::: Data extract

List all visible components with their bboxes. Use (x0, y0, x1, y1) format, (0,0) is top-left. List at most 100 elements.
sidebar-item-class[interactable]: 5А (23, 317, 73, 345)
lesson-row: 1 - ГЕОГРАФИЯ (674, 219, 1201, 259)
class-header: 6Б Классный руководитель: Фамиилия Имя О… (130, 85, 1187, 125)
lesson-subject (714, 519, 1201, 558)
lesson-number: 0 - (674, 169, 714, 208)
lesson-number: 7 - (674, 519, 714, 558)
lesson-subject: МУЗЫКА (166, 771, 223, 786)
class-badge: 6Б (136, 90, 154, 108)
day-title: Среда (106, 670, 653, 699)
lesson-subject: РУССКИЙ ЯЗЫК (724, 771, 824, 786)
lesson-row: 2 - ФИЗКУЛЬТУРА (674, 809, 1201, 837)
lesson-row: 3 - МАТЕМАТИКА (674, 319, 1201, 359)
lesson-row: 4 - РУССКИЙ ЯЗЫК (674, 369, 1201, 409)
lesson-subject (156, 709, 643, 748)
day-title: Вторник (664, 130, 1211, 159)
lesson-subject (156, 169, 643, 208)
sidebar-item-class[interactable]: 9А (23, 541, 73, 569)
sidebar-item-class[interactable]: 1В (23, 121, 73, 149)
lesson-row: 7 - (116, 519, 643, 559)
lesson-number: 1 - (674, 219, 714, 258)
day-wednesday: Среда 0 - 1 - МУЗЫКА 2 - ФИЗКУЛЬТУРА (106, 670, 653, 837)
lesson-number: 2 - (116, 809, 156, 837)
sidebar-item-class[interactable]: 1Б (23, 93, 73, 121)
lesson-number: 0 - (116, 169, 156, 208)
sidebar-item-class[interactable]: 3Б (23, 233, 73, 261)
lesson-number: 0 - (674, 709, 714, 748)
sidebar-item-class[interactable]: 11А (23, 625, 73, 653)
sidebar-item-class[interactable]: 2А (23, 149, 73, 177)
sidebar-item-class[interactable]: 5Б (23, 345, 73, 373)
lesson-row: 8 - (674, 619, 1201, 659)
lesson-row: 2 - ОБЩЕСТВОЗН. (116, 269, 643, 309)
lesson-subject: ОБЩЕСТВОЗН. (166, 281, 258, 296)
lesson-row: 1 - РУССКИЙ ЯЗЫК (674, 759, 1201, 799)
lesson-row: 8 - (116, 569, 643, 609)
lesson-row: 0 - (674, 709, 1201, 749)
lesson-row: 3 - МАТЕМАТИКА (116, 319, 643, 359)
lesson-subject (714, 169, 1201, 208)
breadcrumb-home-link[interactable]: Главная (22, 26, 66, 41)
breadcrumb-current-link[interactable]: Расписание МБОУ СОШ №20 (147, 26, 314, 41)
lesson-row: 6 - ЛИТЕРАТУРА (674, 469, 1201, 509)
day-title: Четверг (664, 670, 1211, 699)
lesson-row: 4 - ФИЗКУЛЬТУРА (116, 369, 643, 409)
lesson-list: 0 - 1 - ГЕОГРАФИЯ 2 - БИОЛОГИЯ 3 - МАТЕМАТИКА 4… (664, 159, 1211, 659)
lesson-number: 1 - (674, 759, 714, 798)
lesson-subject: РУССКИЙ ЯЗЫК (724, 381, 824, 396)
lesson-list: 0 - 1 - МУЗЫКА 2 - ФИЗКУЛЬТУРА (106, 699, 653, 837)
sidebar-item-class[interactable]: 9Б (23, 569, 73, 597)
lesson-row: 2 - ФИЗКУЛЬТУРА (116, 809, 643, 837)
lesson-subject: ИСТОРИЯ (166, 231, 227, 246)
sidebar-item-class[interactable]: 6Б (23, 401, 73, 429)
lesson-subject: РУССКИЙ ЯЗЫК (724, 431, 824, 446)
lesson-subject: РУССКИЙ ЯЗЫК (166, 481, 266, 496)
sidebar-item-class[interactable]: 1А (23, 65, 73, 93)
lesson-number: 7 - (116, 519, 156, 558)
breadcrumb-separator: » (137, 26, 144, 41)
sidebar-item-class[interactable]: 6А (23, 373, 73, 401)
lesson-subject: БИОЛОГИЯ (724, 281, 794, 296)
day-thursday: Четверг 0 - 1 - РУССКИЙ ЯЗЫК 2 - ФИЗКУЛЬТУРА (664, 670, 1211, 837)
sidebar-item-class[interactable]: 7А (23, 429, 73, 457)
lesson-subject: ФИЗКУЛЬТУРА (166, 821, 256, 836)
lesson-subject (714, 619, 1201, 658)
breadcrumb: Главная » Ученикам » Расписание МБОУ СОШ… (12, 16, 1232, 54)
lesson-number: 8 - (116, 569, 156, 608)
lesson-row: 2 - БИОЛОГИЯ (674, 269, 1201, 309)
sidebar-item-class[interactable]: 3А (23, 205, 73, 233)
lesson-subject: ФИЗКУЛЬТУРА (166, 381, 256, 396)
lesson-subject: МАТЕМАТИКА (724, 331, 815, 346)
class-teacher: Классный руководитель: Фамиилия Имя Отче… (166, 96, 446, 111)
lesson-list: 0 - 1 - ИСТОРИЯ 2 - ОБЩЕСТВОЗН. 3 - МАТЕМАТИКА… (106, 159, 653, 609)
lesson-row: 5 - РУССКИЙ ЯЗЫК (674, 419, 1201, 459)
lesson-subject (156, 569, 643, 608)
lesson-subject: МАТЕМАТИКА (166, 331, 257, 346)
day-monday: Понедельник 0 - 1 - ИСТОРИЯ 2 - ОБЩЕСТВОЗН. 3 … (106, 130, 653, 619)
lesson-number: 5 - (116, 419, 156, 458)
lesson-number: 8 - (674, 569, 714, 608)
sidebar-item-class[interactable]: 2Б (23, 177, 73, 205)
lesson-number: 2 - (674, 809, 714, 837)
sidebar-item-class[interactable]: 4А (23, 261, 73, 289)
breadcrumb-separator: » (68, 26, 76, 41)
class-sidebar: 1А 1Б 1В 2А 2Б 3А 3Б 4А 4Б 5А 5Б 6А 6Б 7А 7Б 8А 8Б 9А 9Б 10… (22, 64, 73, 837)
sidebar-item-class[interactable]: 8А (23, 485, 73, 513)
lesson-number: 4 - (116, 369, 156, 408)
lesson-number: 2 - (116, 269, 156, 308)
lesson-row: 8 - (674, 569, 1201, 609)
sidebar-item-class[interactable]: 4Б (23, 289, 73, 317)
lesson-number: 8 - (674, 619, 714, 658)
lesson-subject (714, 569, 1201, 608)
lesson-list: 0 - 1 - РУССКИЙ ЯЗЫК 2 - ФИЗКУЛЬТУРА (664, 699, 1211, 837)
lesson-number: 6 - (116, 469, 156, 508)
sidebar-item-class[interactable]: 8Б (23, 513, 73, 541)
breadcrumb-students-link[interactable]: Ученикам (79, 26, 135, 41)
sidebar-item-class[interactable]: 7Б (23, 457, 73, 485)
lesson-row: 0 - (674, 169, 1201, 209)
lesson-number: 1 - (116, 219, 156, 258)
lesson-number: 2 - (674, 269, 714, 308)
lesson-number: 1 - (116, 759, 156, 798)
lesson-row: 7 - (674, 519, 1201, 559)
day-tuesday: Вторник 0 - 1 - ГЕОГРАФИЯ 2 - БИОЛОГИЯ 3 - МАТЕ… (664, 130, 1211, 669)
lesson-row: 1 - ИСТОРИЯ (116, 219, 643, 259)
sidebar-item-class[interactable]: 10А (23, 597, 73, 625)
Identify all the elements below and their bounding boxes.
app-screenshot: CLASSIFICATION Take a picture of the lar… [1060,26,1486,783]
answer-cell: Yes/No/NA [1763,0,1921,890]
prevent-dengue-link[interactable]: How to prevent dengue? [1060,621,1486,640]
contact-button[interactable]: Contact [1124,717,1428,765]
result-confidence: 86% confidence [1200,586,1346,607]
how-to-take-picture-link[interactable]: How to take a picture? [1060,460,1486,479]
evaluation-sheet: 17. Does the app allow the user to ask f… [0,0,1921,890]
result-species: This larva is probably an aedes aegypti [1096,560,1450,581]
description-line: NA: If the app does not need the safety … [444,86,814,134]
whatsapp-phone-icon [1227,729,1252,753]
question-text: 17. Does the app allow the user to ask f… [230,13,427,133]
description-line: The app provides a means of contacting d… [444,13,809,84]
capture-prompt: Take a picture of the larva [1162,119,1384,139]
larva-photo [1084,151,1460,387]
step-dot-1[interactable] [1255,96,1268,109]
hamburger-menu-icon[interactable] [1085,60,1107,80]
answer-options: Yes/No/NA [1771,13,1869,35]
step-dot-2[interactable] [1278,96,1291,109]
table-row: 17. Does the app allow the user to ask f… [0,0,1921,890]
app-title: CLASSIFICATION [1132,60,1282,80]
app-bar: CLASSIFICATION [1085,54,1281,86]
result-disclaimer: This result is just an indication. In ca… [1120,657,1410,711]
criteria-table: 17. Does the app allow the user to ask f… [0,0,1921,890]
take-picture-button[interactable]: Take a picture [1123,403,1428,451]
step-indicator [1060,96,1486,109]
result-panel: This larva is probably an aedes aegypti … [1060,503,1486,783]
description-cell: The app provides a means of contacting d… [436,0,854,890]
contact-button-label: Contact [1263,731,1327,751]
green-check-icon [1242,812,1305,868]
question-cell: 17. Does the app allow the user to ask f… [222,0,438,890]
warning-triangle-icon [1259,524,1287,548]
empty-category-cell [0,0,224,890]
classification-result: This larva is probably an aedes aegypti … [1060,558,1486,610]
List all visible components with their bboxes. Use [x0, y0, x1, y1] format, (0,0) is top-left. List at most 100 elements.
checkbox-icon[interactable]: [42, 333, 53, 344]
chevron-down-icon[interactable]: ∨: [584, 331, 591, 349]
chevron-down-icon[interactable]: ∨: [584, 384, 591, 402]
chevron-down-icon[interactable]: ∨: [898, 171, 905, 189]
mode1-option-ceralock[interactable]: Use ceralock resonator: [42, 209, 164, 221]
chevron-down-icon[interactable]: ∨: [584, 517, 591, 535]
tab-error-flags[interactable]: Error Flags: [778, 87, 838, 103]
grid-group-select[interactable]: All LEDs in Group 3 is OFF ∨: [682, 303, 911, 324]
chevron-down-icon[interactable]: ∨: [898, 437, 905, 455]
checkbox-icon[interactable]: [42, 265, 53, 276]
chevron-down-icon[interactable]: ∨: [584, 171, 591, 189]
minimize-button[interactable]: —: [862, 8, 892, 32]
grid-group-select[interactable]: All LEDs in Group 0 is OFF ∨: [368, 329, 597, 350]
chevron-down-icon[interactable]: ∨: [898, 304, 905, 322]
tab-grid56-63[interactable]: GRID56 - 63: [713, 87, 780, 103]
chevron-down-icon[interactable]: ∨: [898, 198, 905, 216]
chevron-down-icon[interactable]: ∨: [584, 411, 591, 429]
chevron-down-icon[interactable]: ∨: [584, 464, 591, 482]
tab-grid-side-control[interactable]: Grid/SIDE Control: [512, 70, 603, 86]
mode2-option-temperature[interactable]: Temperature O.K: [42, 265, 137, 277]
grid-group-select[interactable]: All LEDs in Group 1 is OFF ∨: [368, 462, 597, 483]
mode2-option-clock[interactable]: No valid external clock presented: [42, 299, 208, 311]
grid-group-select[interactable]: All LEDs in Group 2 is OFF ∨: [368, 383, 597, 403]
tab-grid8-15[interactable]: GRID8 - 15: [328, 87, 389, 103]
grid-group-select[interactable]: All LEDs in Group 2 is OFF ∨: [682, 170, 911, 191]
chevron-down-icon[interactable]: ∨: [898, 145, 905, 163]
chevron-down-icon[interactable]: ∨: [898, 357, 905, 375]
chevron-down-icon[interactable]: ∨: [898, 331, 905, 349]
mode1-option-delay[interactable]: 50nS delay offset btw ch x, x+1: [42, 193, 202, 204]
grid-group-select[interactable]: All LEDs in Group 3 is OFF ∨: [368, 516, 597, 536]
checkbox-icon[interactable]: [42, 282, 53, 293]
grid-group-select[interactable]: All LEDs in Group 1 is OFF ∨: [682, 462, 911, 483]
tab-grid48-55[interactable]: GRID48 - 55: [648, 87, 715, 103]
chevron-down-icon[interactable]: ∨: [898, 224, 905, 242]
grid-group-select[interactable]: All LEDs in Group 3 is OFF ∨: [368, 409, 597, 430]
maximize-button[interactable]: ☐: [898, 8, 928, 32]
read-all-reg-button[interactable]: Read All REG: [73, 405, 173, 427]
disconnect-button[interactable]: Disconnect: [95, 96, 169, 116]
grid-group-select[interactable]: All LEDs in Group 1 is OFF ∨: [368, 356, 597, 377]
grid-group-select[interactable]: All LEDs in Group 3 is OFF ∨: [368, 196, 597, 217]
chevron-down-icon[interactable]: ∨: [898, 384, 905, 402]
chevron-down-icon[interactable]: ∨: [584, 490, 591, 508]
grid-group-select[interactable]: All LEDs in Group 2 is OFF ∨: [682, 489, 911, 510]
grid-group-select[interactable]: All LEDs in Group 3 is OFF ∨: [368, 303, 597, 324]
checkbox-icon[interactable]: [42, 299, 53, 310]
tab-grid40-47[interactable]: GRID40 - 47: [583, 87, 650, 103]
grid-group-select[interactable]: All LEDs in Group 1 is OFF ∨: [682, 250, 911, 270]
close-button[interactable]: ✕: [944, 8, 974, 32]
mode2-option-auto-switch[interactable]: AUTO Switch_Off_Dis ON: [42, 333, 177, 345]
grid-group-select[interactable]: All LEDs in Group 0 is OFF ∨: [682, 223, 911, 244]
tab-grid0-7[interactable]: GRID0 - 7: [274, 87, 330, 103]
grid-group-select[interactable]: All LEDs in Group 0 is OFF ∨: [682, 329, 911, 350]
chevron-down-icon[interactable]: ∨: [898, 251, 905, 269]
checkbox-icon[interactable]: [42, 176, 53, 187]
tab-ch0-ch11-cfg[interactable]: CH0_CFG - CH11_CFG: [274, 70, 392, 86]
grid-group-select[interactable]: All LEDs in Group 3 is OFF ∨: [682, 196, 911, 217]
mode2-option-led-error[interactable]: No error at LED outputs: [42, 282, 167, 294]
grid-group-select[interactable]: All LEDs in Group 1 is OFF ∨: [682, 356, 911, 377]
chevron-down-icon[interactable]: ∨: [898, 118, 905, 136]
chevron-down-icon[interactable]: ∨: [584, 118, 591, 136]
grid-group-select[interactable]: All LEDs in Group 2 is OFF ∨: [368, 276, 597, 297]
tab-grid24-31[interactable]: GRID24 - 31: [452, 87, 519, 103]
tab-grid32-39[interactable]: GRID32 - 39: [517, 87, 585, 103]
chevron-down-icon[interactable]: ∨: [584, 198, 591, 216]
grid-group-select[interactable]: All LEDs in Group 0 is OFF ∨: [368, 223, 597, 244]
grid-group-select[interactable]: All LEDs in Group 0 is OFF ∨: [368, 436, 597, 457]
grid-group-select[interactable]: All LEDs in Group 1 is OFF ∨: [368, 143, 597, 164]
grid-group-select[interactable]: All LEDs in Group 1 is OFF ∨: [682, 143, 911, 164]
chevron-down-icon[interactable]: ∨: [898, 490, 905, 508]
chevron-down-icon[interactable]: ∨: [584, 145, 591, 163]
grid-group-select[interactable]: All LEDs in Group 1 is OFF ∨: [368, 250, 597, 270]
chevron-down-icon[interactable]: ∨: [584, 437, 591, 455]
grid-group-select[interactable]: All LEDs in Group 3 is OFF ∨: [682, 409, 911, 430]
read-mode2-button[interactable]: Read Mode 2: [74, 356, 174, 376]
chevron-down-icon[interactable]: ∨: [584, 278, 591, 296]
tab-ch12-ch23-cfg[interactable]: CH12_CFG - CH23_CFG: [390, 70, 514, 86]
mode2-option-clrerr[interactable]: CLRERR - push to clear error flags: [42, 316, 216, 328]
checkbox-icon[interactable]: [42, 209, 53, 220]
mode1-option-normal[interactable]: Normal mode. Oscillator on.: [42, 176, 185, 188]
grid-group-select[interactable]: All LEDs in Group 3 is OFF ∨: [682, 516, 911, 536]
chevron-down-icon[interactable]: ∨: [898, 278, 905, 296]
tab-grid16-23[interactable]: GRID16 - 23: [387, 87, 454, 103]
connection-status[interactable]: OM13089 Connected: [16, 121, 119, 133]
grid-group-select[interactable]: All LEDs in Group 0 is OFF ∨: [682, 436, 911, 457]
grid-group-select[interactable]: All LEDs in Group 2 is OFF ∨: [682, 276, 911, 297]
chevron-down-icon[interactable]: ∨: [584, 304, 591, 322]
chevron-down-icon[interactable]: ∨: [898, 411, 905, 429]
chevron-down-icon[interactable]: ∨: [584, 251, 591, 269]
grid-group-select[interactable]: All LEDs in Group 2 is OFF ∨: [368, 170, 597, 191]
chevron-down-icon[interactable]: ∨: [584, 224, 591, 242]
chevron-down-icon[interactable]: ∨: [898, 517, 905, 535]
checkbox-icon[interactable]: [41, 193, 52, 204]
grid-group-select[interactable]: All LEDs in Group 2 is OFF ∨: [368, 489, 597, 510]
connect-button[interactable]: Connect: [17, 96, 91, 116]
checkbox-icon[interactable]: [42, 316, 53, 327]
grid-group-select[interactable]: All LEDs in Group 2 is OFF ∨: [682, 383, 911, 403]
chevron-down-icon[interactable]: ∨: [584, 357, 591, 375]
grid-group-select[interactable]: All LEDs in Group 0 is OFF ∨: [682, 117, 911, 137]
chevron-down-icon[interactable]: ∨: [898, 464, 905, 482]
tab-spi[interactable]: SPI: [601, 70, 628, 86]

::::::

_Short problem_. Retype the entries from the very first line through the line containing "lesson-subject (714, 519, 1201, 558)", including both of those lines.

_Result below_.
List all visible components with their bboxes. Use (x0, y0, x1, y1) format, (0,0) is top-left. List at most 100 elements.
sidebar-item-class[interactable]: 5А (23, 317, 73, 345)
lesson-row: 1 - ГЕОГРАФИЯ (674, 219, 1201, 259)
class-header: 6Б Классный руководитель: Фамиилия Имя О… (130, 85, 1187, 125)
lesson-subject (714, 519, 1201, 558)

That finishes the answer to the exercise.